* start Extracted records *

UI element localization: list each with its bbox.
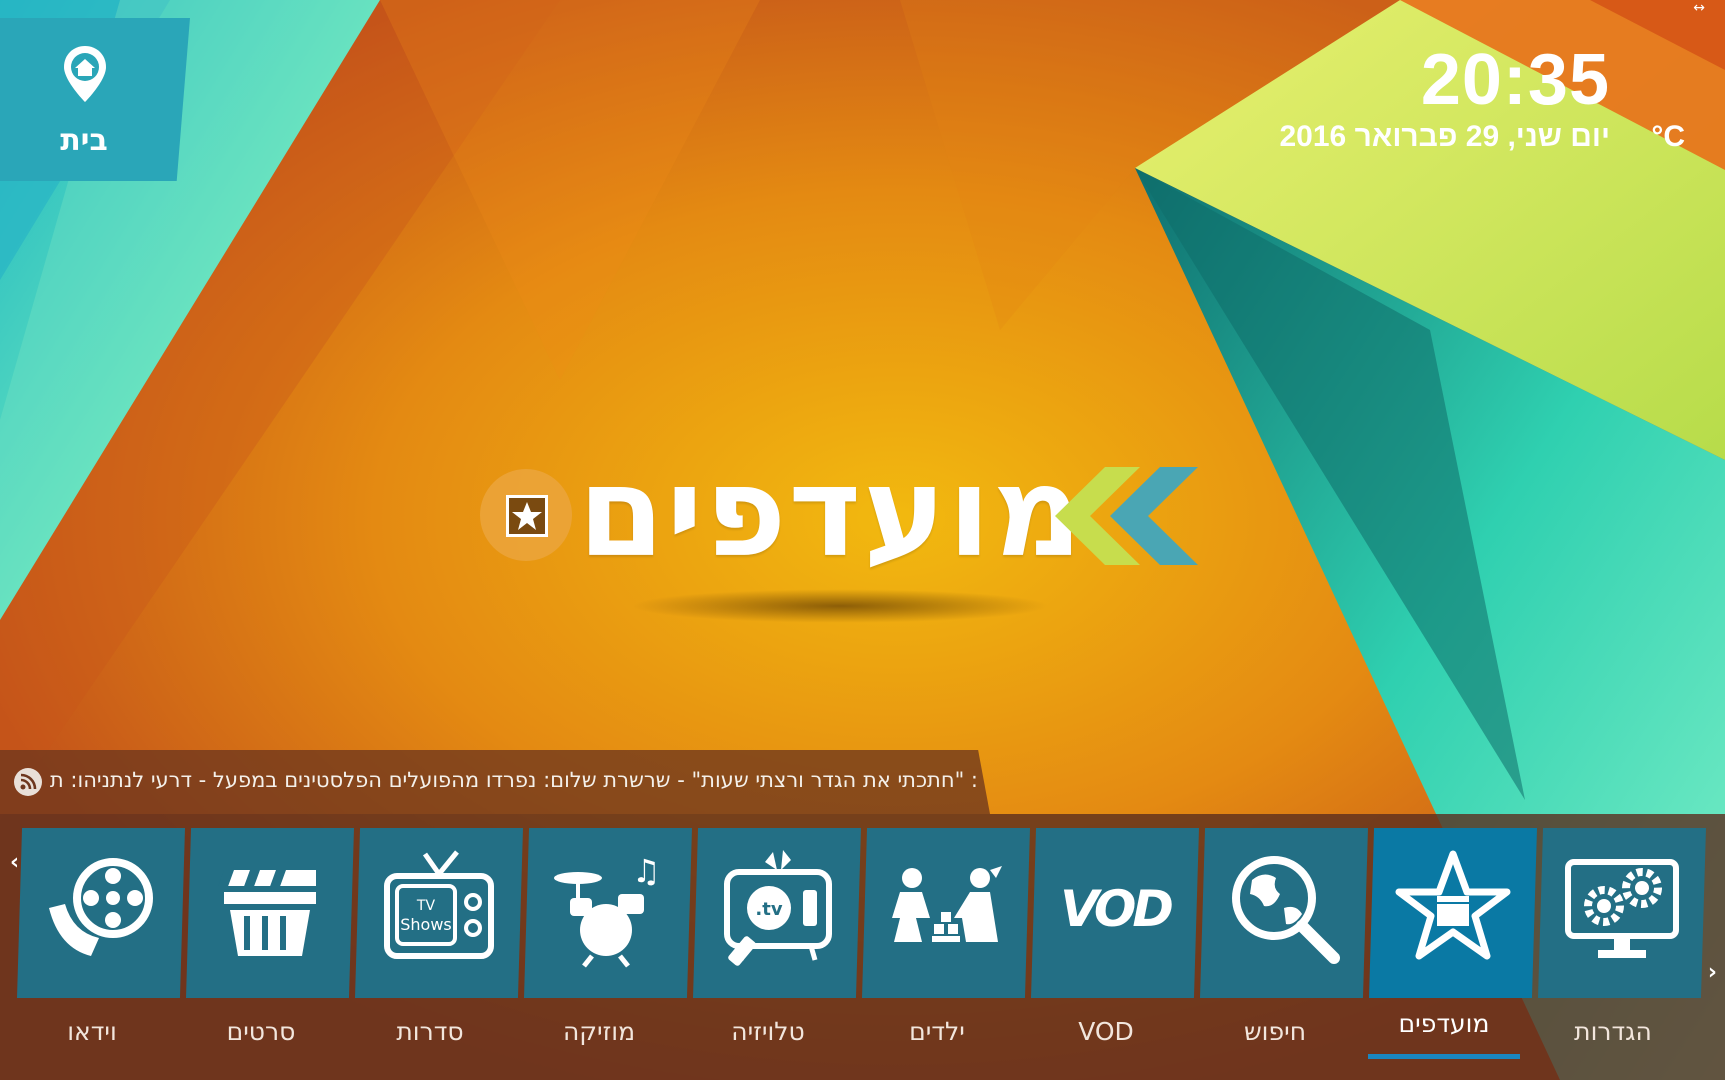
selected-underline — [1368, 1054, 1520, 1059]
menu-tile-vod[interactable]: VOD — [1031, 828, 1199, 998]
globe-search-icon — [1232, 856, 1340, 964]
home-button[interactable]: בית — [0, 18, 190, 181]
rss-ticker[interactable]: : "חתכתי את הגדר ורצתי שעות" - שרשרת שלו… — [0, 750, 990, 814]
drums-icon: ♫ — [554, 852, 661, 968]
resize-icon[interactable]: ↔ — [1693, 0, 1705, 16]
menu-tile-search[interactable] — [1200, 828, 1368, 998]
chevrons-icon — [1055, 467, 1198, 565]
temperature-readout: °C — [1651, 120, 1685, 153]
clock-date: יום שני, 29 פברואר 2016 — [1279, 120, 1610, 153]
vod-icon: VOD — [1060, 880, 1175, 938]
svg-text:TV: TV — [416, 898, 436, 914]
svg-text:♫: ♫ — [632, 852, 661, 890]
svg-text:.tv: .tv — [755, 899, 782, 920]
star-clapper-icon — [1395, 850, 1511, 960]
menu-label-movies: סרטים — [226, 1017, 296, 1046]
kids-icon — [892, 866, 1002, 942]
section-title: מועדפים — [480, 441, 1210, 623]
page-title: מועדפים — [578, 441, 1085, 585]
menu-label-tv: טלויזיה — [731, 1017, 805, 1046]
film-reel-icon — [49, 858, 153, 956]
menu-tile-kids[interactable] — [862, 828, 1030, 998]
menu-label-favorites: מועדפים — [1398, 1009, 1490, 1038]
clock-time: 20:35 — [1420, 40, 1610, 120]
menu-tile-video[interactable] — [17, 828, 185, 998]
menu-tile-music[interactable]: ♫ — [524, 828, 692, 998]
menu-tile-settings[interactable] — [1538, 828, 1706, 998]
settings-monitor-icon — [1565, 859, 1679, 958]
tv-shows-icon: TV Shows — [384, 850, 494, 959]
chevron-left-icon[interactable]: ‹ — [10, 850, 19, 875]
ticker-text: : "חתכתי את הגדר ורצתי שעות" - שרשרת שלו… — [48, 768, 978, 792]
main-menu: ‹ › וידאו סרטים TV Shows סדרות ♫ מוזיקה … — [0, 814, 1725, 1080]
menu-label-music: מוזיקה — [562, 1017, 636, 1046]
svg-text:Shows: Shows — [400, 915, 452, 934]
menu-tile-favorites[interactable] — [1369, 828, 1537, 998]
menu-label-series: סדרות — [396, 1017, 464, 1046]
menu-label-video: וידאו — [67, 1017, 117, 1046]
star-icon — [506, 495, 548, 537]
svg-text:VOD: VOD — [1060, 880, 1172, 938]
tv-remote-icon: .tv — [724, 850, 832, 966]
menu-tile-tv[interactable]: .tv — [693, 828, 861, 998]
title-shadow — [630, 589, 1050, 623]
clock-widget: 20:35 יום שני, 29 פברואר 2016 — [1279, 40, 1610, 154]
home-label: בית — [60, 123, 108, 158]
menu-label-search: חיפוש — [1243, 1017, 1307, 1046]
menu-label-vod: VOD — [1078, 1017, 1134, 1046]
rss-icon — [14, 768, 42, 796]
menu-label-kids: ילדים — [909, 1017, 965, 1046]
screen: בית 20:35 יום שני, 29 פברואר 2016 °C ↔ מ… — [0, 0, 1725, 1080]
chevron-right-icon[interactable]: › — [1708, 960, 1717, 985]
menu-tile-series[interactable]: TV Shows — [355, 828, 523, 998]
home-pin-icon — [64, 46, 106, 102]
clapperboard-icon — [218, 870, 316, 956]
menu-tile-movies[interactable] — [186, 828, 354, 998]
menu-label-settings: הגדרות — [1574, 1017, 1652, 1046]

* end Extracted records *
* start Extracted records *

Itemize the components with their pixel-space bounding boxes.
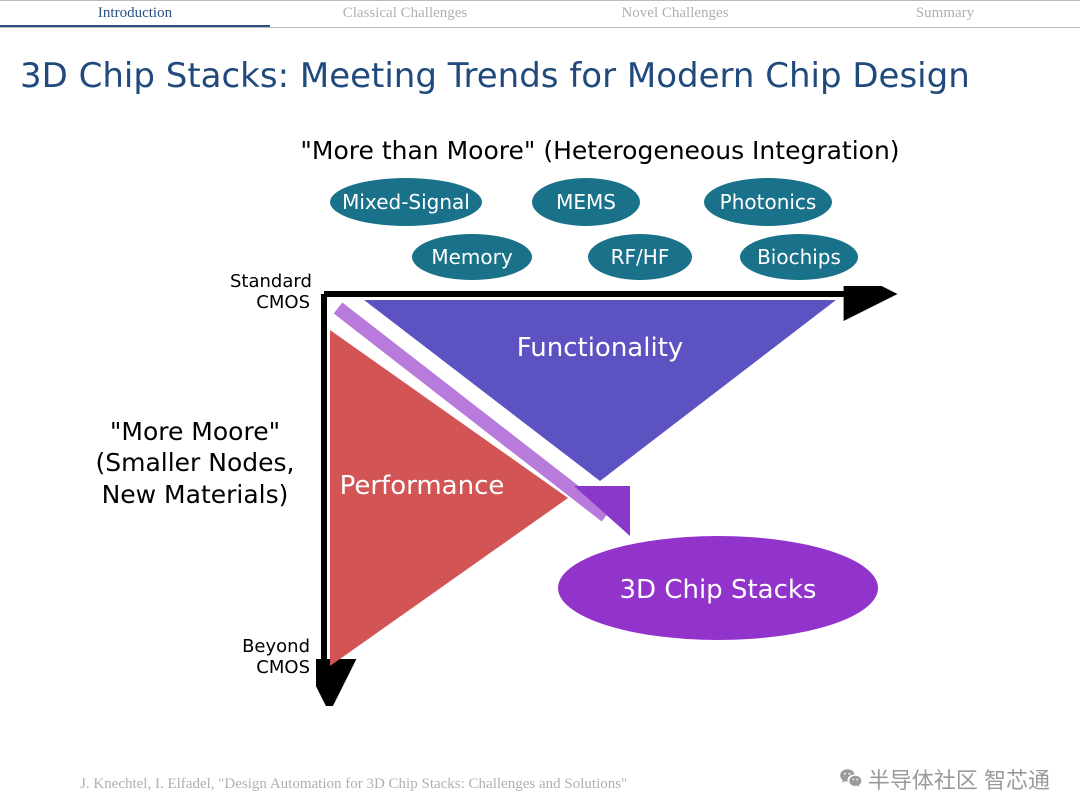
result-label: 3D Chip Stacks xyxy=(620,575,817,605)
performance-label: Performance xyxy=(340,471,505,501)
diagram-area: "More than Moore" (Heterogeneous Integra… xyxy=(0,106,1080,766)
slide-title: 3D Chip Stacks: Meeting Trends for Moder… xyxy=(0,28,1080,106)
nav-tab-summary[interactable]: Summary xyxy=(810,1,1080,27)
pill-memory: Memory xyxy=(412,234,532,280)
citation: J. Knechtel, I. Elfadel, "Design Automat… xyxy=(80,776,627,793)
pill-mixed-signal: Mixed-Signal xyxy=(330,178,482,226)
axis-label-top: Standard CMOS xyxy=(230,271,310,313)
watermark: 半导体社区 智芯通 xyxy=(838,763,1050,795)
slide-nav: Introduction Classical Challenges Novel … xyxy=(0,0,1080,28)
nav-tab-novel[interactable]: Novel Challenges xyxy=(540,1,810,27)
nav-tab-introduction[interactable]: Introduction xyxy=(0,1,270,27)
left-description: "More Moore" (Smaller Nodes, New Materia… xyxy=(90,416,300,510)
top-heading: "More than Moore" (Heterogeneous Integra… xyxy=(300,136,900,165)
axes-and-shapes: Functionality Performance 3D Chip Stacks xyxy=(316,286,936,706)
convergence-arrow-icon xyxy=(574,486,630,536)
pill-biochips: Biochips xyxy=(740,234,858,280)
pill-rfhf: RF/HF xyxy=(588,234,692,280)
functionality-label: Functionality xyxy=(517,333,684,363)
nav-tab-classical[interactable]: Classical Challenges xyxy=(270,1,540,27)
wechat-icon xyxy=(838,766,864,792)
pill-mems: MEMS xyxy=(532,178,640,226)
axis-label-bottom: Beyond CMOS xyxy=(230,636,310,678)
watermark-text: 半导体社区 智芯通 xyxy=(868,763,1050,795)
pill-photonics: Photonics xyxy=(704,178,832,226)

* end Extracted records *
* start Extracted records *

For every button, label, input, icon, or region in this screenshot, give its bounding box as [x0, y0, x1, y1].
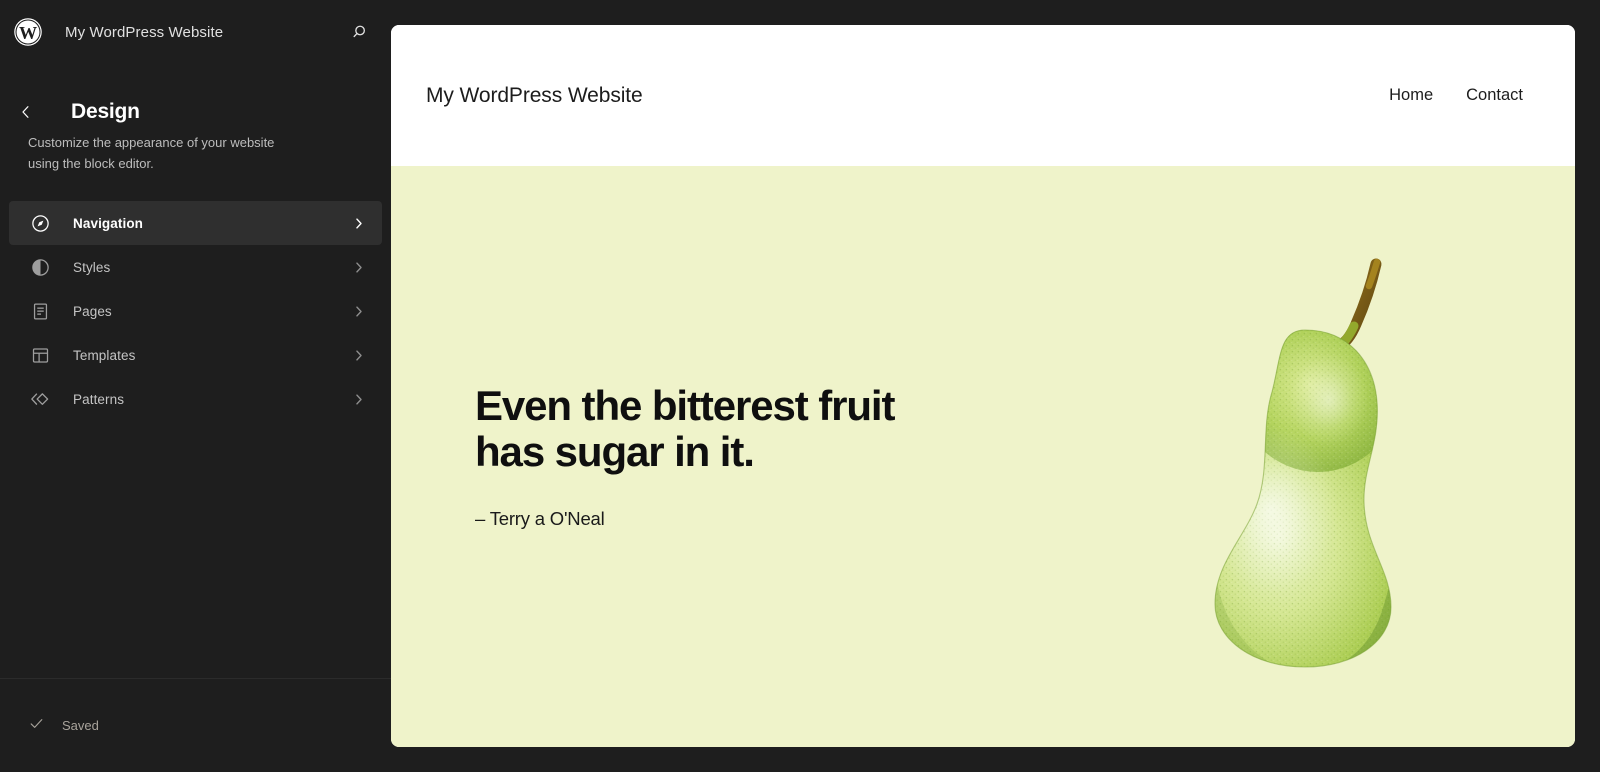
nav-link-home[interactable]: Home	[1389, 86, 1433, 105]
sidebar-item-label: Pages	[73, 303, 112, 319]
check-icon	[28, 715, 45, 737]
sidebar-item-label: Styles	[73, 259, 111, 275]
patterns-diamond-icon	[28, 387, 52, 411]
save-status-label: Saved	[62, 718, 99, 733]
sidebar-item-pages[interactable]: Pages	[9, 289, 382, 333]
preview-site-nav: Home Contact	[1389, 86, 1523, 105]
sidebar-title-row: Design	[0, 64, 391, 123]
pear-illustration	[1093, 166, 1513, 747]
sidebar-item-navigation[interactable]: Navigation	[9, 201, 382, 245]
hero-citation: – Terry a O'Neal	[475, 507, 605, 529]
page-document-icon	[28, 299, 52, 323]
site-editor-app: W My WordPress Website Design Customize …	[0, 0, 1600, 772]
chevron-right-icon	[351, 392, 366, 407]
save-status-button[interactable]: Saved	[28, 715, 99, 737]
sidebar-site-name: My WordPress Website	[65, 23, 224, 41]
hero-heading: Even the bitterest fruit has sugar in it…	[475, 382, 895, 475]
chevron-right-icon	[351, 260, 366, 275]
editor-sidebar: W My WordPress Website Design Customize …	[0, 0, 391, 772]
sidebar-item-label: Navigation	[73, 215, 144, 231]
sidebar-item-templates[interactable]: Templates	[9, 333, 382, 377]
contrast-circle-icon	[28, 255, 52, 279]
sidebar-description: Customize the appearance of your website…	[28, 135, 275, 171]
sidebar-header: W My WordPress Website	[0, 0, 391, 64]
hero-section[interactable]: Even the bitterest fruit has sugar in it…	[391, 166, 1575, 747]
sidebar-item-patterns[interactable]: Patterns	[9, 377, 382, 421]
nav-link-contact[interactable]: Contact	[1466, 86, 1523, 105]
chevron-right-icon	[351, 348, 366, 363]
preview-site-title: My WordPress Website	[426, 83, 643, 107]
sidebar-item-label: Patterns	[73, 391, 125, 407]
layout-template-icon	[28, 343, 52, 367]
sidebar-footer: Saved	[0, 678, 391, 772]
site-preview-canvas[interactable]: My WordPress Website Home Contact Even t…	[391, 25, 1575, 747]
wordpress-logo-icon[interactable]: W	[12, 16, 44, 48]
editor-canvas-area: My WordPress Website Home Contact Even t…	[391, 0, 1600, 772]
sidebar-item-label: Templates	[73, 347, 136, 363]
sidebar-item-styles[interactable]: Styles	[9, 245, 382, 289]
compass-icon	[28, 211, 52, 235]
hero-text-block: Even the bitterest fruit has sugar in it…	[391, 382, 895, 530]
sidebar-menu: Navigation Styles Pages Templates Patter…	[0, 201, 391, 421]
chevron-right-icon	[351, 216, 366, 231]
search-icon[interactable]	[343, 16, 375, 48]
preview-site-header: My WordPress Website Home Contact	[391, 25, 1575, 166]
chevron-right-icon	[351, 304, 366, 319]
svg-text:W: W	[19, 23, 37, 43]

* end Extracted records *

→ Instruction
Edit the lines from the line with "selected-underline — [1368, 1054, 1520, 1059]" to the line with "main-menu: ‹ ›" by changing "menu-tile" to "nav-tile" wherever it occurs, and keep everything else the same. Return only those lines.

→ In response
selected-underline — [1368, 1054, 1520, 1059]
nav-tile-vod[interactable]: VOD — [1031, 828, 1199, 998]
globe-search-icon — [1232, 856, 1340, 964]
home-button[interactable]: בית — [0, 18, 190, 181]
rss-ticker[interactable]: : "חתכתי את הגדר ורצתי שעות" - שרשרת שלו… — [0, 750, 990, 814]
drums-icon: ♫ — [554, 852, 661, 968]
resize-icon[interactable]: ↔ — [1693, 0, 1705, 16]
nav-tile-search[interactable] — [1200, 828, 1368, 998]
chevrons-icon — [1055, 467, 1198, 565]
temperature-readout: °C — [1651, 120, 1685, 153]
clock-date: יום שני, 29 פברואר 2016 — [1279, 120, 1610, 153]
vod-icon: VOD — [1060, 880, 1175, 938]
svg-text:TV: TV — [416, 898, 436, 914]
svg-text:♫: ♫ — [632, 852, 661, 890]
svg-text:.tv: .tv — [755, 899, 782, 920]
star-clapper-icon — [1395, 850, 1511, 960]
menu-label-movies: סרטים — [226, 1017, 296, 1046]
kids-icon — [892, 866, 1002, 942]
section-title: מועדפים — [480, 441, 1210, 623]
page-title: מועדפים — [578, 441, 1085, 585]
menu-label-tv: טלויזיה — [731, 1017, 805, 1046]
film-reel-icon — [49, 858, 153, 956]
nav-tile-kids[interactable] — [862, 828, 1030, 998]
menu-label-favorites: מועדפים — [1398, 1009, 1490, 1038]
clock-time: 20:35 — [1420, 40, 1610, 120]
nav-tile-video[interactable] — [17, 828, 185, 998]
nav-tile-music[interactable]: ♫ — [524, 828, 692, 998]
nav-tile-settings[interactable] — [1538, 828, 1706, 998]
settings-monitor-icon — [1565, 859, 1679, 958]
tv-shows-icon: TV Shows — [384, 850, 494, 959]
chevron-left-icon[interactable]: ‹ — [10, 850, 19, 875]
ticker-text: : "חתכתי את הגדר ורצתי שעות" - שרשרת שלו… — [48, 768, 978, 792]
main-menu: ‹ › וידאו סרטים TV Shows סדרות ♫ מוזיקה … — [0, 814, 1725, 1080]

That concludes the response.